Return every line of the data below that includes the string "username".

Dataset records:

'''

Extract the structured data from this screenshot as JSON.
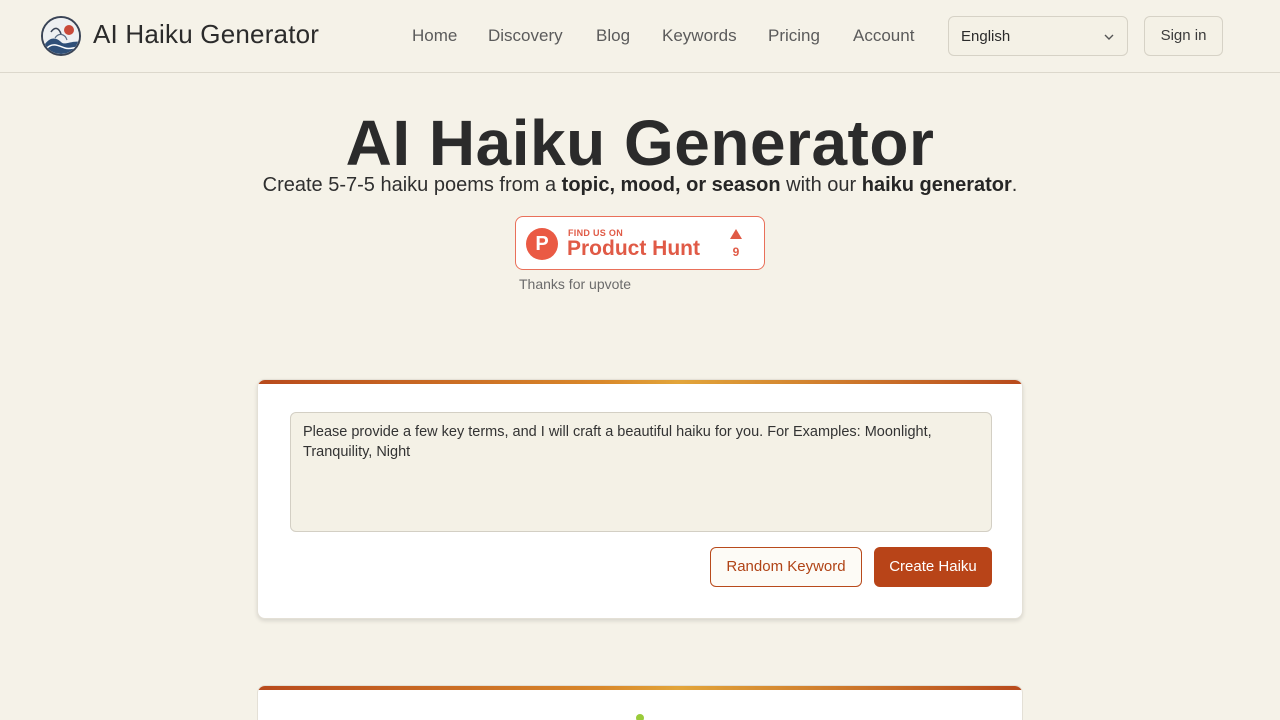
{
  "header": {
    "brand": "AI Haiku Generator",
    "nav": [
      "Home",
      "Discovery",
      "Blog",
      "Keywords",
      "Pricing",
      "Account"
    ],
    "language": "English",
    "signin": "Sign in"
  },
  "hero": {
    "title": "AI Haiku Generator",
    "subtitle_parts": [
      {
        "text": "Create 5-7-5 haiku poems from a ",
        "bold": false
      },
      {
        "text": "topic, mood, or season",
        "bold": true
      },
      {
        "text": " with our ",
        "bold": false
      },
      {
        "text": "haiku generator",
        "bold": true
      },
      {
        "text": ".",
        "bold": false
      }
    ],
    "badge": {
      "small": "FIND US ON",
      "big": "Product Hunt",
      "logo_letter": "P",
      "count": "9"
    },
    "thanks": "Thanks for upvote"
  },
  "form": {
    "placeholder": "Please provide a few key terms, and I will craft a beautiful haiku for you. For Examples: Moonlight, Tranquility, Night",
    "random_label": "Random Keyword",
    "create_label": "Create Haiku"
  },
  "colors": {
    "accent": "#b84418",
    "background": "#f5f2e8",
    "producthunt": "#ea5a44"
  }
}
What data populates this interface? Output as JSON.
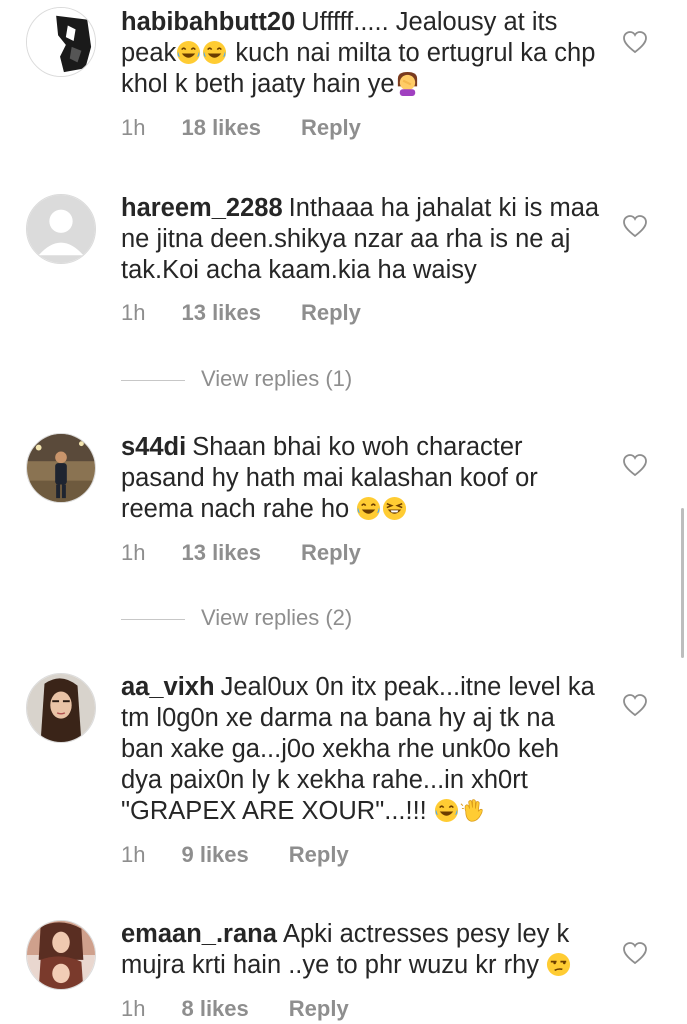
{
  "comments": [
    {
      "username": "habibahbutt20",
      "text_parts": [
        "Ufffff..... Jealousy at its peak",
        "kuch nai milta to ertugrul ka chp khol k beth jaaty hain ye"
      ],
      "emojis": [
        "joy-emoji",
        "joy-emoji",
        "facepalm-emoji"
      ],
      "time": "1h",
      "likes": "18 likes",
      "reply": "Reply"
    },
    {
      "username": "hareem_2288",
      "text": "Inthaaa ha jahalat ki is maa ne jitna deen.shikya nzar aa rha is ne aj tak.Koi acha kaam.kia ha waisy",
      "time": "1h",
      "likes": "13 likes",
      "reply": "Reply",
      "view_replies": "View replies (1)"
    },
    {
      "username": "s44di",
      "text": "Shaan bhai ko woh character pasand hy hath mai kalashan koof or reema nach rahe ho",
      "emojis": [
        "joy-emoji",
        "laughing-emoji"
      ],
      "time": "1h",
      "likes": "13 likes",
      "reply": "Reply",
      "view_replies": "View replies (2)"
    },
    {
      "username": "aa_vixh",
      "text": "Jeal0ux 0n itx peak...itne level ka tm l0g0n xe darma na bana hy aj tk na ban xake ga...j0o xekha rhe unk0o keh dya paix0n ly k xekha rahe...in xh0rt \"GRAPEX ARE XOUR\"...!!!",
      "emojis": [
        "joy-emoji",
        "waving-hand-emoji"
      ],
      "time": "1h",
      "likes": "9 likes",
      "reply": "Reply"
    },
    {
      "username": "emaan_.rana",
      "text": "Apki actresses pesy ley k mujra krti hain ..ye to phr wuzu kr rhy",
      "emojis": [
        "unamused-emoji"
      ],
      "time": "1h",
      "likes": "8 likes",
      "reply": "Reply"
    }
  ],
  "colors": {
    "text": "#262626",
    "secondary": "#8e8e8e",
    "divider": "#c7c7c7",
    "emoji_yellow": "#ffcc33"
  }
}
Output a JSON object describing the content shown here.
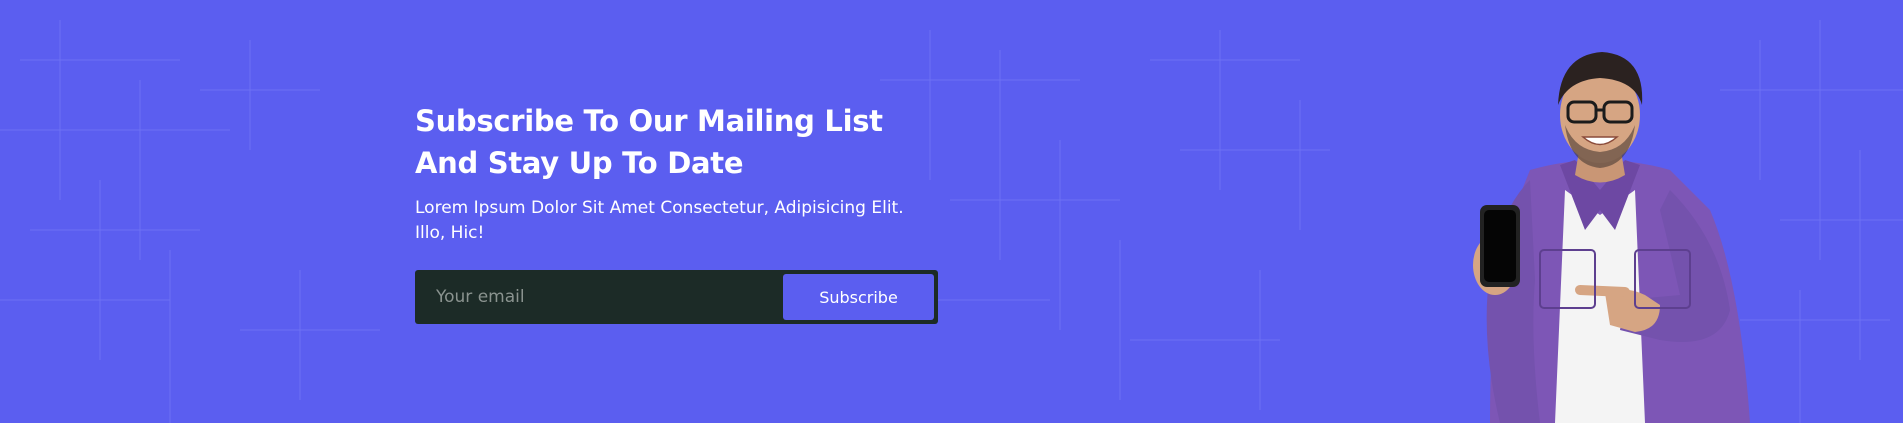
{
  "newsletter": {
    "heading": "Subscribe To Our Mailing List And Stay Up To Date",
    "description": "Lorem Ipsum Dolor Sit Amet Consectetur, Adipisicing Elit. Illo, Hic!",
    "email_placeholder": "Your email",
    "button_label": "Subscribe"
  },
  "colors": {
    "background": "#5b5ef0",
    "form_background": "#1c2b27",
    "button": "#5b5ef0",
    "text": "#ffffff"
  },
  "illustration": {
    "icon": "person-holding-phone-illustration"
  }
}
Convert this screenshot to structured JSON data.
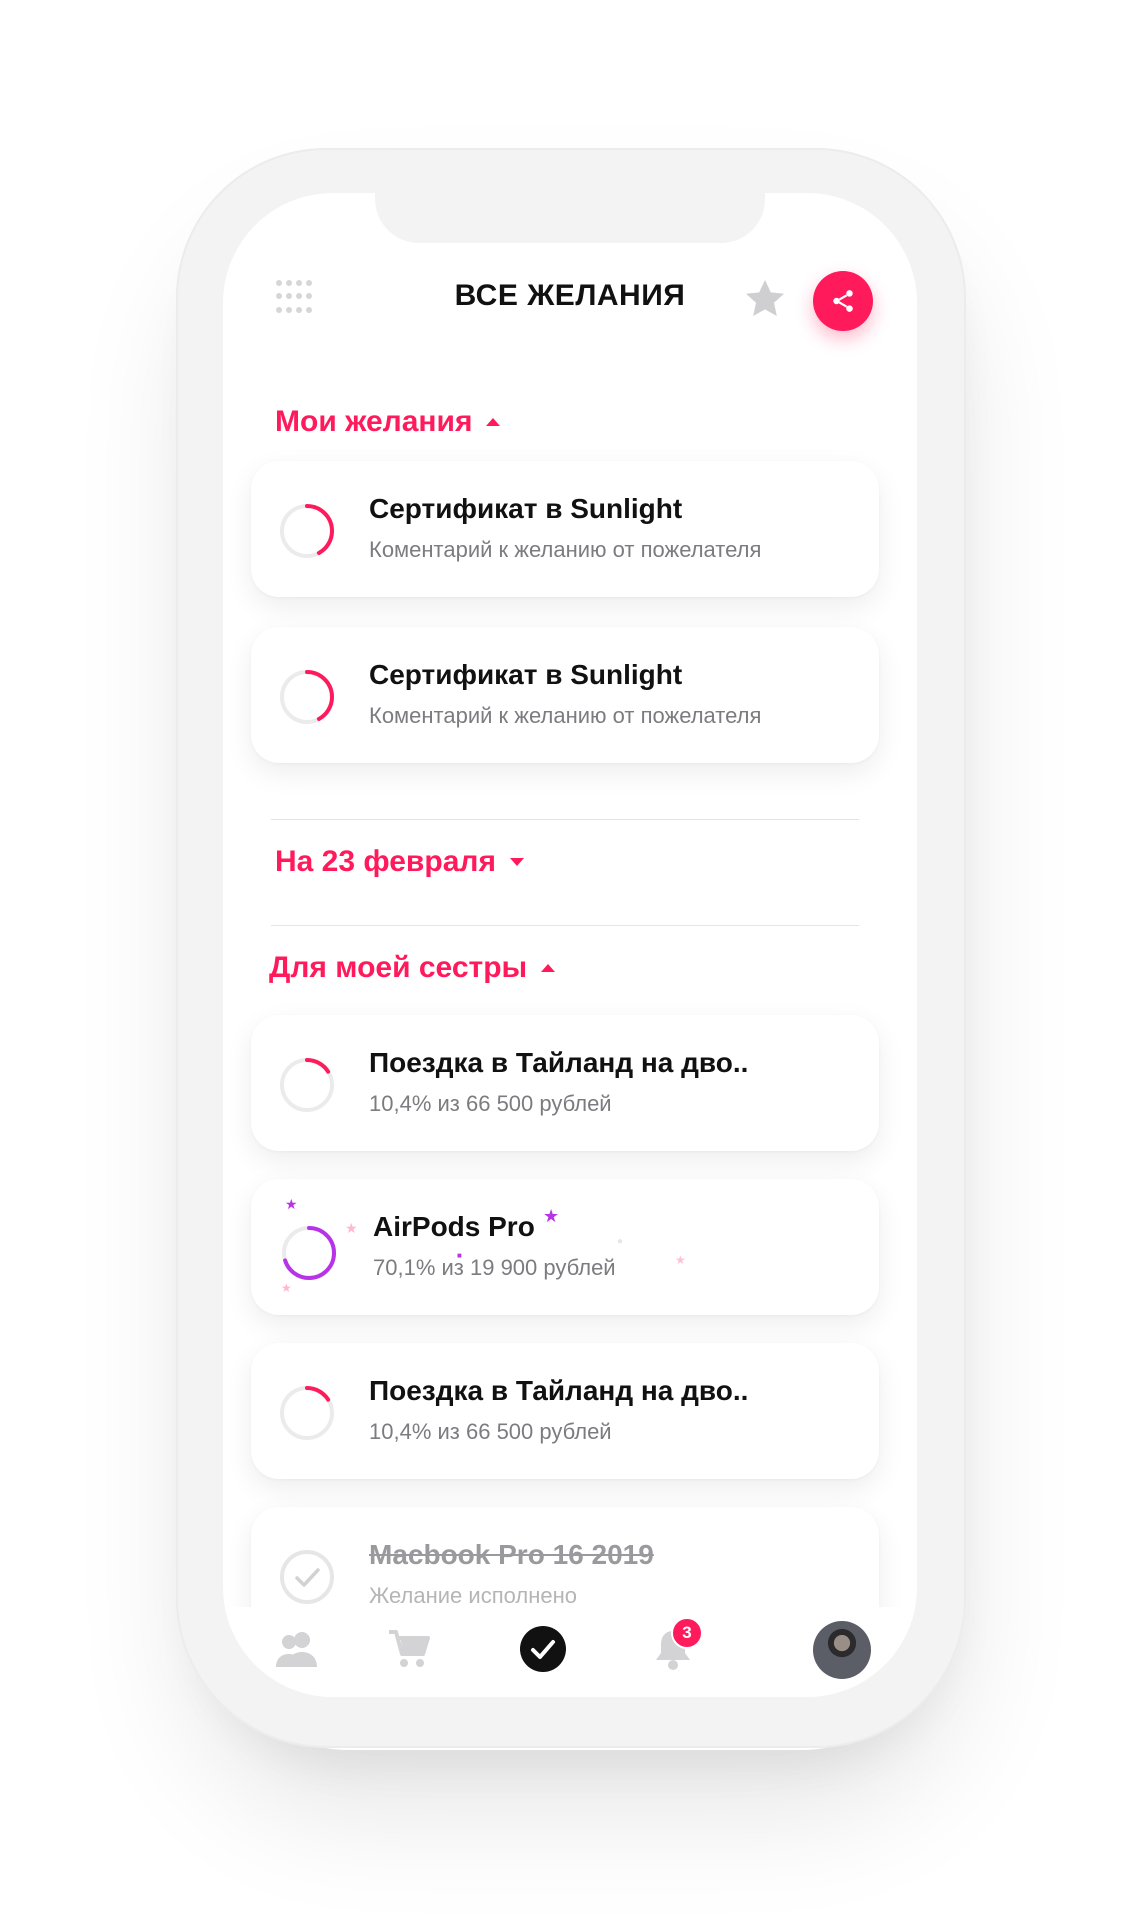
{
  "app": {
    "title": "ВСЕ ЖЕЛАНИЯ",
    "accent_color": "#ff1a5b",
    "secondary_accent": "#b833e8"
  },
  "header": {
    "menu_icon": "grid-dots-icon",
    "favorite_icon": "star-icon",
    "share_icon": "share-icon"
  },
  "sections": [
    {
      "title": "Мои желания",
      "expanded": true,
      "items": [
        {
          "title": "Сертификат в Sunlight",
          "subtitle": "Коментарий к желанию от пожелателя",
          "progress": 0.42,
          "color": "#ff1a5b"
        },
        {
          "title": "Сертификат в Sunlight",
          "subtitle": "Коментарий к желанию от пожелателя",
          "progress": 0.42,
          "color": "#ff1a5b"
        }
      ]
    },
    {
      "title": "На 23 февраля",
      "expanded": false,
      "items": []
    },
    {
      "title": "Для моей сестры",
      "expanded": true,
      "items": [
        {
          "title": "Поездка в Тайланд на дво..",
          "subtitle": "10,4% из 66 500 рублей",
          "progress": 0.104,
          "color": "#ff1a5b"
        },
        {
          "title": "AirPods Pro",
          "subtitle": "70,1% из 19 900 рублей",
          "progress": 0.701,
          "color": "#b833e8"
        },
        {
          "title": "Поездка в Тайланд на дво..",
          "subtitle": "10,4% из 66 500 рублей",
          "progress": 0.104,
          "color": "#ff1a5b"
        },
        {
          "title": "Macbook Pro 16 2019",
          "subtitle": "Желание исполнено",
          "done": true
        }
      ]
    }
  ],
  "tabbar": {
    "tabs": [
      "friends-icon",
      "cart-icon",
      "wishes-check-icon",
      "notifications-bell-icon",
      "profile-avatar"
    ],
    "active": "wishes-check-icon",
    "notifications_count": "3"
  }
}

'''

Response below:
      "username": "habibahbutt20",
      "username": "hareem_2288",
      "username": "s44di",
      "username": "aa_vixh",
      "username": "emaan_.rana",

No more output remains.